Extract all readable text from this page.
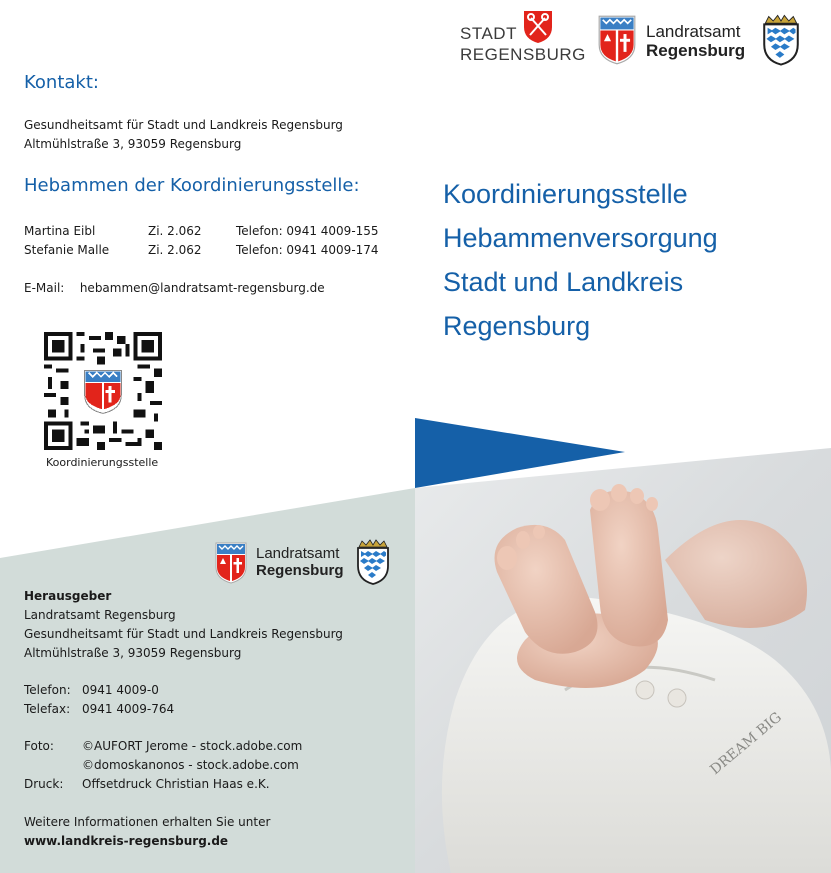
Kontakt:
Gesundheitsamt für Stadt und Landkreis Regensburg
Altmühlstraße 3, 93059 Regensburg
Hebammen der Koordinierungsstelle:
Martina Eibl	Zi. 2.062	Telefon: 0941 4009-155
Stefanie Malle	Zi. 2.062	Telefon: 0941 4009-174
E-Mail: hebammen@landratsamt-regensburg.de
Koordinierungsstelle
Landratsamt
Regensburg
Herausgeber
Landratsamt Regensburg
Gesundheitsamt für Stadt und Landkreis Regensburg
Altmühlstraße 3, 93059 Regensburg
Telefon: 0941 4009-0
Telefax: 0941 4009-764
Foto: ©AUFORT Jerome - stock.adobe.com
©domoskanonos - stock.adobe.com
Druck: Offsetdruck Christian Haas e.K.
Weitere Informationen erhalten Sie unter
www.landkreis-regensburg.de
DREAM BIG
Koordinierungsstelle
Hebammenversorgung
Stadt und Landkreis
Regensburg
STADT
REGENSBURG
Landratsamt
Regensburg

### Objective
All of the records above must be copied exactly, except for the pictures.

### Completed exercise
Extract all readable text from this page.
Kontakt:
Gesundheitsamt für Stadt und Landkreis Regensburg
Altmühlstraße 3, 93059 Regensburg
Hebammen der Koordinierungsstelle:
Martina Eibl	Zi. 2.062	Telefon: 0941 4009-155
Stefanie Malle	Zi. 2.062	Telefon: 0941 4009-174
E-Mail: hebammen@landratsamt-regensburg.de
Koordinierungsstelle
Landratsamt
Regensburg
Herausgeber
Landratsamt Regensburg
Gesundheitsamt für Stadt und Landkreis Regensburg
Altmühlstraße 3, 93059 Regensburg
Telefon: 0941 4009-0
Telefax: 0941 4009-764
Foto: ©AUFORT Jerome - stock.adobe.com
©domoskanonos - stock.adobe.com
Druck: Offsetdruck Christian Haas e.K.
Weitere Informationen erhalten Sie unter
www.landkreis-regensburg.de
DREAM BIG
Koordinierungsstelle
Hebammenversorgung
Stadt und Landkreis
Regensburg
STADT
REGENSBURG
Landratsamt
Regensburg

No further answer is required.